Material for this exercise —
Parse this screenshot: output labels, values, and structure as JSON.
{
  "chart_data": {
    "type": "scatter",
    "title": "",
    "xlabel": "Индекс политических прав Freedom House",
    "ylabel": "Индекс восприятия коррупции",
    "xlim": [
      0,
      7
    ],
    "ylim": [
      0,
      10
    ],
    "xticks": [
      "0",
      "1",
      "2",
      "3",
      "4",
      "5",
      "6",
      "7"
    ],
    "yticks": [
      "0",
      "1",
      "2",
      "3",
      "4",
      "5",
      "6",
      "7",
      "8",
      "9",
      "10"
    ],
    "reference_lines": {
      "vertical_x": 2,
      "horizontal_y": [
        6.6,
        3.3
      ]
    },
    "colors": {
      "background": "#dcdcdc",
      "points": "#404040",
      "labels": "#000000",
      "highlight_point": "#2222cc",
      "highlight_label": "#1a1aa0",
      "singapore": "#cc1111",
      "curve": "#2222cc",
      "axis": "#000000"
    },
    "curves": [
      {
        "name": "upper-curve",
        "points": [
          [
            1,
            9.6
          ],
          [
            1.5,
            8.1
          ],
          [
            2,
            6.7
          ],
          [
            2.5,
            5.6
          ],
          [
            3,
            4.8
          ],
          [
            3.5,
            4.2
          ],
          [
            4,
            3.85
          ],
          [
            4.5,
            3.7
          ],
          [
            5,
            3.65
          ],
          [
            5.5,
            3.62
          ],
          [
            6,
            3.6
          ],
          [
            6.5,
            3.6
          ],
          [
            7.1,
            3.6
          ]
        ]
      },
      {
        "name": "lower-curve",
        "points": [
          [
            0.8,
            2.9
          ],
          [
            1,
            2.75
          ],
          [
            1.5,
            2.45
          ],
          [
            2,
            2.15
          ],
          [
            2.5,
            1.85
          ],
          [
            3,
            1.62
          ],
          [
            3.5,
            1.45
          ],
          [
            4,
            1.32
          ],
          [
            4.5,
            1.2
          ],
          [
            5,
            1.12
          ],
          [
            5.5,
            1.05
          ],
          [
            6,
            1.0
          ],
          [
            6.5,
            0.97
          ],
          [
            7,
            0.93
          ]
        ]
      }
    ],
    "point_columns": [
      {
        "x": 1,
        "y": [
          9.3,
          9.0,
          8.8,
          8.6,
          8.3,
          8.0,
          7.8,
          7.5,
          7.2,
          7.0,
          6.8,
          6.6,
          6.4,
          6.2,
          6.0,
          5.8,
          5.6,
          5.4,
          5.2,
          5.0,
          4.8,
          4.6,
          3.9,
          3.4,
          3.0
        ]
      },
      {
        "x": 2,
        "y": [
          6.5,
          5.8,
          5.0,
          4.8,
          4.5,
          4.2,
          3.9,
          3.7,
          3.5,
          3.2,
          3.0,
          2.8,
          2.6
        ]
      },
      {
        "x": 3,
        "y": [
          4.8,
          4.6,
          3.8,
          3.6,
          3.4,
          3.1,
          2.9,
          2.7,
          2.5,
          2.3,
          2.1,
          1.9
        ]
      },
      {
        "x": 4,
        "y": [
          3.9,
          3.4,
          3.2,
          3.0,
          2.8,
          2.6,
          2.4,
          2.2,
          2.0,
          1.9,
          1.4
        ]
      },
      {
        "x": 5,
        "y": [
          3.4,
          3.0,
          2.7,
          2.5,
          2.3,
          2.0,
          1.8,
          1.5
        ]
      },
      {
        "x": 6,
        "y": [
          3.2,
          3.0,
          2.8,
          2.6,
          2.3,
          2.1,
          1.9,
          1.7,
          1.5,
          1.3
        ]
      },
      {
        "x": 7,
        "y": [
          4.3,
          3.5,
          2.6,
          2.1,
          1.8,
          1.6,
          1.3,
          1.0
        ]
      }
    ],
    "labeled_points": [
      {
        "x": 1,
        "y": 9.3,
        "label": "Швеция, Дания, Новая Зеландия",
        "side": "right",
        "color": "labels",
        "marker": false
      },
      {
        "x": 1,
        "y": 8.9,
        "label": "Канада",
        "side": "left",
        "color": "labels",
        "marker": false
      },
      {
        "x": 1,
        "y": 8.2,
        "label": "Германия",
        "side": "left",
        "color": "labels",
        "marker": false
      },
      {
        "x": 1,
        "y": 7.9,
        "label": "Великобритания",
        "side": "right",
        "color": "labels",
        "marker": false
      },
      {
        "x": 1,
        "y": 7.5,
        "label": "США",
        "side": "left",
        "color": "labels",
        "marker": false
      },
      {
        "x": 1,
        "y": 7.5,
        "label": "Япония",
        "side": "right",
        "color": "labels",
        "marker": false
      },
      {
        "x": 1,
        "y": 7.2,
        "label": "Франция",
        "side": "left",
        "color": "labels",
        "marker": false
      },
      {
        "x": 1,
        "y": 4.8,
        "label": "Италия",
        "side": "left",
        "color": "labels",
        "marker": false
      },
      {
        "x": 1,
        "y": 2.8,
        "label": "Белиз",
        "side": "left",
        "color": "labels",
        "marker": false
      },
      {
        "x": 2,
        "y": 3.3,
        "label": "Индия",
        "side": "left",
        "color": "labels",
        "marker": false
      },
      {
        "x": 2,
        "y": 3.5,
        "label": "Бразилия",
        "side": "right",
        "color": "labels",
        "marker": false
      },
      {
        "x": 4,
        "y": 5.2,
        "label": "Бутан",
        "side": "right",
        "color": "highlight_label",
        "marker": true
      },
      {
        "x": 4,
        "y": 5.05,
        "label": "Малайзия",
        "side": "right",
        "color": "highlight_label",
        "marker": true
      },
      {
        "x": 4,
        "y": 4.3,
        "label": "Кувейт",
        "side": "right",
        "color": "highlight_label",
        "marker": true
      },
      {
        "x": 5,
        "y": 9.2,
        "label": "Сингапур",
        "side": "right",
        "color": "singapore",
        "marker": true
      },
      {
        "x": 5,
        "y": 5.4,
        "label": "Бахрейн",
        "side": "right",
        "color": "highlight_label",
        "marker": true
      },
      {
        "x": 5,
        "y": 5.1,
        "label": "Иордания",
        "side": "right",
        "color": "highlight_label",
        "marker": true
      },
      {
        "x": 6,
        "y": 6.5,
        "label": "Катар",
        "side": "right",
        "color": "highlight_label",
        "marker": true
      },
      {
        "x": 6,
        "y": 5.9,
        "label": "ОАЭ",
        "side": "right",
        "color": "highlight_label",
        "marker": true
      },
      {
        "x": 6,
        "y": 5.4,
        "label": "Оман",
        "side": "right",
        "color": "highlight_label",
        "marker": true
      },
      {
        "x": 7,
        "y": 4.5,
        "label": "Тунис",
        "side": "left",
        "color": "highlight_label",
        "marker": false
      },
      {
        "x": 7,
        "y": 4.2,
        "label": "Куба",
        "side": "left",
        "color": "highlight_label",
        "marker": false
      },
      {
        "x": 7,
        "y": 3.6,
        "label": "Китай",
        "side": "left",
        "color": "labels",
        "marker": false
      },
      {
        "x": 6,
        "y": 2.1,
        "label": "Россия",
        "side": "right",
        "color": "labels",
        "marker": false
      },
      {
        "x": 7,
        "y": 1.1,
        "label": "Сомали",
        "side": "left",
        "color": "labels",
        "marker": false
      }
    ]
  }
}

Work instructions — Among the entries, how many lines include the word "Индекс"? Answer with a single number and nothing further.

Answer — 2